**WHAT YOU WILL DO**
Wherever the string "результатами" occurs in a line of these records, report that line.

**SOURCE RECORDS**
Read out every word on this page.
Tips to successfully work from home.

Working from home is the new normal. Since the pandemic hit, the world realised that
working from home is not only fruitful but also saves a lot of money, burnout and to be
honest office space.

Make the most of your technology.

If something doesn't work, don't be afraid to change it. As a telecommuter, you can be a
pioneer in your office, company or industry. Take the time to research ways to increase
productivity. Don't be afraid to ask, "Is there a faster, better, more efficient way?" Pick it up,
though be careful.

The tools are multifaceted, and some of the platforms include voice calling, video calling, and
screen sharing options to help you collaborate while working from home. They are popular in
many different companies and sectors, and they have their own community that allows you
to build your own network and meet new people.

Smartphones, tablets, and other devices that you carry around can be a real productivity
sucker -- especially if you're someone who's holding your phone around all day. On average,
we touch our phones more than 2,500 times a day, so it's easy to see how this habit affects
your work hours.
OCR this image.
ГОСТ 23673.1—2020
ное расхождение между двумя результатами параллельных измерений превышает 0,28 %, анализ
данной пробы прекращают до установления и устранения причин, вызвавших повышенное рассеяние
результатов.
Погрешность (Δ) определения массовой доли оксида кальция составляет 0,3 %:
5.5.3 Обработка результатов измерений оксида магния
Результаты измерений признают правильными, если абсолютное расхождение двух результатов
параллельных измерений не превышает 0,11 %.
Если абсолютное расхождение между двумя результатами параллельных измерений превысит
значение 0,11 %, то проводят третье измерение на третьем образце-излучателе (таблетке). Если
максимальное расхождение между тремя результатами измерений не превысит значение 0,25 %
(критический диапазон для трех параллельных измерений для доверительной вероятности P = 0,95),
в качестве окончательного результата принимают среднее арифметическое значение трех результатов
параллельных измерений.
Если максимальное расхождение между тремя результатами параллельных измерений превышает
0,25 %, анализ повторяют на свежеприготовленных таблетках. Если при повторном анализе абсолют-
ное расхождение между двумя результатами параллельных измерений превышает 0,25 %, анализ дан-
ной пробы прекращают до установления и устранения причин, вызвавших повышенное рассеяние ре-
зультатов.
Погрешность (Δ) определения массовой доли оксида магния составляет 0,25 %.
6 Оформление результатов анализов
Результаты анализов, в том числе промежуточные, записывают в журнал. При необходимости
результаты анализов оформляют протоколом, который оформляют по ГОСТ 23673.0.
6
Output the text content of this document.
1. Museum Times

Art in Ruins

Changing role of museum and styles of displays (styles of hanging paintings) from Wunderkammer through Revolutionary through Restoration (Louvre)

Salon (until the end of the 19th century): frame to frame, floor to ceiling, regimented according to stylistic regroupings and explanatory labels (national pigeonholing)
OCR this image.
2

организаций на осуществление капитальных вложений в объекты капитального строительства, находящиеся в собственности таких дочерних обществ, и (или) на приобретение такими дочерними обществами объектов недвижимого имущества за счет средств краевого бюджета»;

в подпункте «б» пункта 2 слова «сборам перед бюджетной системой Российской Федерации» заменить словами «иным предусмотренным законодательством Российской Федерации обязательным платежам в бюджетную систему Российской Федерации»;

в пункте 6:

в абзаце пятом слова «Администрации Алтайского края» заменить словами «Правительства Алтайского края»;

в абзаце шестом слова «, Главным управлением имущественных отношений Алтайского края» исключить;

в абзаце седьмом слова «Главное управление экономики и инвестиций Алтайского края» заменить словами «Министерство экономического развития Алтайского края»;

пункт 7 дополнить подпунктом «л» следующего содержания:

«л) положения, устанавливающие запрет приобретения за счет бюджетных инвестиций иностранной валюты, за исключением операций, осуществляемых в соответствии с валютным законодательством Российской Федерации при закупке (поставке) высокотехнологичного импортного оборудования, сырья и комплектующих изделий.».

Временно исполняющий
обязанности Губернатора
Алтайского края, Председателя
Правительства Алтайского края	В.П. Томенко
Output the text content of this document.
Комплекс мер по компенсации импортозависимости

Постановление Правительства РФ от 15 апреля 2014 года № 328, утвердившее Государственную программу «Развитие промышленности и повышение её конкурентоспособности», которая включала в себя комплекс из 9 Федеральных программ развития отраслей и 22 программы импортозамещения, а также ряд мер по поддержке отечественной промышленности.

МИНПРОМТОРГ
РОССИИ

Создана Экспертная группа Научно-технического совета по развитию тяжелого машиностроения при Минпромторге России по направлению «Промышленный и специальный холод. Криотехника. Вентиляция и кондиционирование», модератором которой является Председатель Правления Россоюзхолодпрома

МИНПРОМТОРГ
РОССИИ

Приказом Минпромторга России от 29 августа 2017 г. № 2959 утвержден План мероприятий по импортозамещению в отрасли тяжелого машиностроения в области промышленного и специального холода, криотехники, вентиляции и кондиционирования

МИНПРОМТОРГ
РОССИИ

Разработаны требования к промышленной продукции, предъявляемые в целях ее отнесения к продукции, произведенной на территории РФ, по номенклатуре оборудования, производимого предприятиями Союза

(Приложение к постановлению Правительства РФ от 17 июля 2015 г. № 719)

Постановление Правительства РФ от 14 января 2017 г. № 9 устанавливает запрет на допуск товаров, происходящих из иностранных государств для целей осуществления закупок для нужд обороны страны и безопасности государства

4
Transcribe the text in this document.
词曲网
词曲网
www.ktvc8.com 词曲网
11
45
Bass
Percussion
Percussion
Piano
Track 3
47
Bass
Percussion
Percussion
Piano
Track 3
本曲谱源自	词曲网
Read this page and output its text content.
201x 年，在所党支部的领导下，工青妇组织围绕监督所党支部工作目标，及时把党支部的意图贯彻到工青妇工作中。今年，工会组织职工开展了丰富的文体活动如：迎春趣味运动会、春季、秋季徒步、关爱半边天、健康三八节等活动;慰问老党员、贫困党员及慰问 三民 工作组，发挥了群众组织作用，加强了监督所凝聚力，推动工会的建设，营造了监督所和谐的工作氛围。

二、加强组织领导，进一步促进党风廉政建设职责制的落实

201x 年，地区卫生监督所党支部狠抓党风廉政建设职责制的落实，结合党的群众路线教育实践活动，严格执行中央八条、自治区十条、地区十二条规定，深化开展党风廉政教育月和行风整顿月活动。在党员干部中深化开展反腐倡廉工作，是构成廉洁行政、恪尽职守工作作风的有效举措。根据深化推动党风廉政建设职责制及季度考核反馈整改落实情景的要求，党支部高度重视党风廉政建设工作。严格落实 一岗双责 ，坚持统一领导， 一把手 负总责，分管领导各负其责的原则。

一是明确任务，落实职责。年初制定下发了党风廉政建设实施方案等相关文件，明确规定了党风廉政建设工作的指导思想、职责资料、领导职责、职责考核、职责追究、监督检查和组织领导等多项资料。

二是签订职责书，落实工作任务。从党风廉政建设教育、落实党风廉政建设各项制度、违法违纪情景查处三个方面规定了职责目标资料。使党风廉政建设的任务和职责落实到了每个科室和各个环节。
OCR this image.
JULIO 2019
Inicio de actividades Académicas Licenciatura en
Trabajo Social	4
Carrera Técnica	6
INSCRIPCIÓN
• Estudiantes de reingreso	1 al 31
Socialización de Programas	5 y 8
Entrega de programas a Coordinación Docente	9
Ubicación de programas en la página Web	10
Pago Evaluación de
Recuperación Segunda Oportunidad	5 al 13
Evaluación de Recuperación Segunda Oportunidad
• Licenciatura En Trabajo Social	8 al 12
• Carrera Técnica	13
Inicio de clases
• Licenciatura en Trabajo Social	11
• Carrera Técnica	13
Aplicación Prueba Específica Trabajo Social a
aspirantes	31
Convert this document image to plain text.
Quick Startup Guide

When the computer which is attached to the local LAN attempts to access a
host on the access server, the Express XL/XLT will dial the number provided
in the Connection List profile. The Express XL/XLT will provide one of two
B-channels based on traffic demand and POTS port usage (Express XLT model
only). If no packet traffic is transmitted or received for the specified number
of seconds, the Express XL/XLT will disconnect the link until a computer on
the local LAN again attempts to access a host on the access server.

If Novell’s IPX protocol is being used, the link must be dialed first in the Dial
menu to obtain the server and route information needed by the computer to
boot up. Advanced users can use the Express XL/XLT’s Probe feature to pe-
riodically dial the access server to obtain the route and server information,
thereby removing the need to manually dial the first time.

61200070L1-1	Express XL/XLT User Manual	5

**TASK RESULT**
ное расхождение между двумя результатами параллельных измерений превышает 0,28 %, анализ
Если абсолютное расхождение между двумя результатами параллельных измерений превысит
максимальное расхождение между тремя результатами измерений не превысит значение 0,25 %
Если максимальное расхождение между тремя результатами параллельных измерений превышает
ное расхождение между двумя результатами параллельных измерений превышает 0,25 %, анализ дан-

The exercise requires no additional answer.